## DIRECTIONS
Look through the lines below and extract any with the word "Undang".

[Stored items]
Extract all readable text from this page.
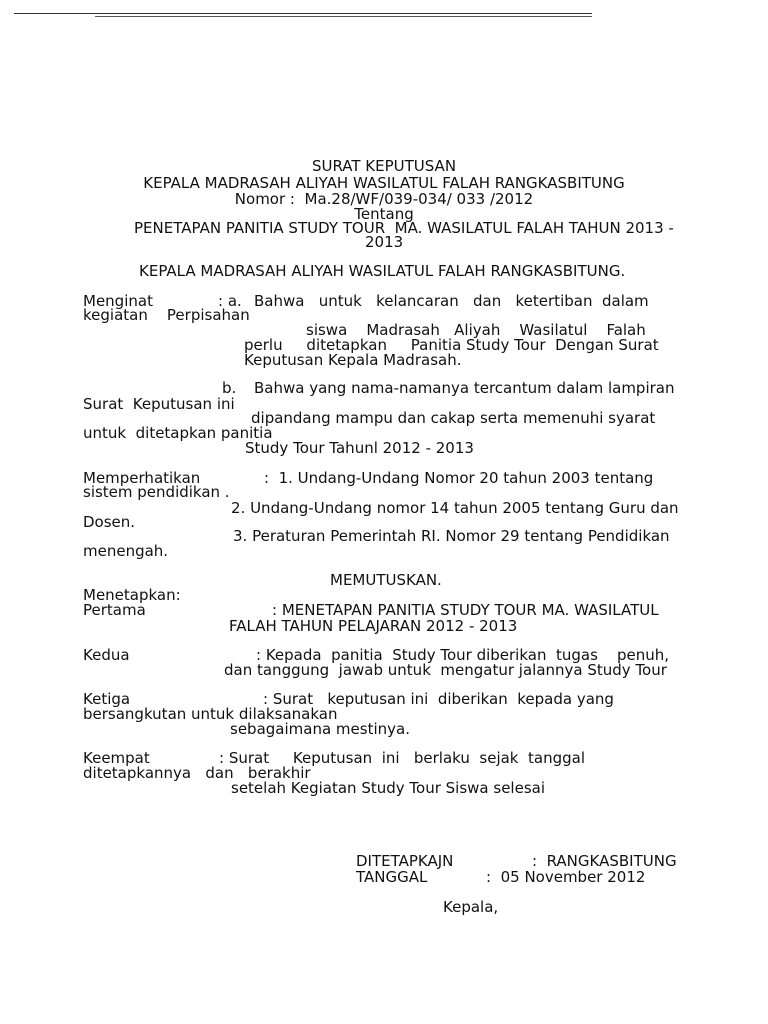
SURAT KEPUTUSAN
KEPALA MADRASAH ALIYAH WASILATUL FALAH RANGKASBITUNG
Nomor :  Ma.28/WF/039-034/ 033 /2012
Tentang
PENETAPAN PANITIA STUDY TOUR  MA. WASILATUL FALAH TAHUN 2013 -
2013
KEPALA MADRASAH ALIYAH WASILATUL FALAH RANGKASBITUNG.
Menginat	: a. Bahwa   untuk   kelancaran   dan   ketertiban  dalam
kegiatan    Perpisahan
siswa    Madrasah   Aliyah    Wasilatul    Falah
perlu     ditetapkan     Panitia Study Tour  Dengan Surat
Keputusan Kepala Madrasah.
b. Bahwa yang nama-namanya tercantum dalam lampiran
Surat  Keputusan ini
dipandang mampu dan cakap serta memenuhi syarat
untuk  ditetapkan panitia
Study Tour Tahunl 2012 - 2013
Memperhatikan	:  1. Undang-Undang Nomor 20 tahun 2003 tentang
sistem pendidikan .
2. Undang-Undang nomor 14 tahun 2005 tentang Guru dan
Dosen.
3. Peraturan Pemerintah RI. Nomor 29 tentang Pendidikan
menengah.
MEMUTUSKAN.
Menetapkan:
Pertama	: MENETAPAN PANITIA STUDY TOUR MA. WASILATUL
FALAH TAHUN PELAJARAN 2012 - 2013
Kedua	: Kepada  panitia  Study Tour diberikan  tugas    penuh,
dan tanggung  jawab untuk  mengatur jalannya Study Tour
Ketiga	: Surat   keputusan ini  diberikan  kepada yang
bersangkutan untuk dilaksanakan
sebagaimana mestinya.
Keempat	: Surat     Keputusan  ini   berlaku  sejak  tanggal
ditetapkannya   dan   berakhir
setelah Kegiatan Study Tour Siswa selesai
DITETAPKAJN	:  RANGKASBITUNG
TANGGAL	:  05 November 2012
Kepala,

## THE COMPLETED TASK
Memperhatikan	:  1. Undang-Undang Nomor 20 tahun 2003 tentang
2. Undang-Undang nomor 14 tahun 2005 tentang Guru dan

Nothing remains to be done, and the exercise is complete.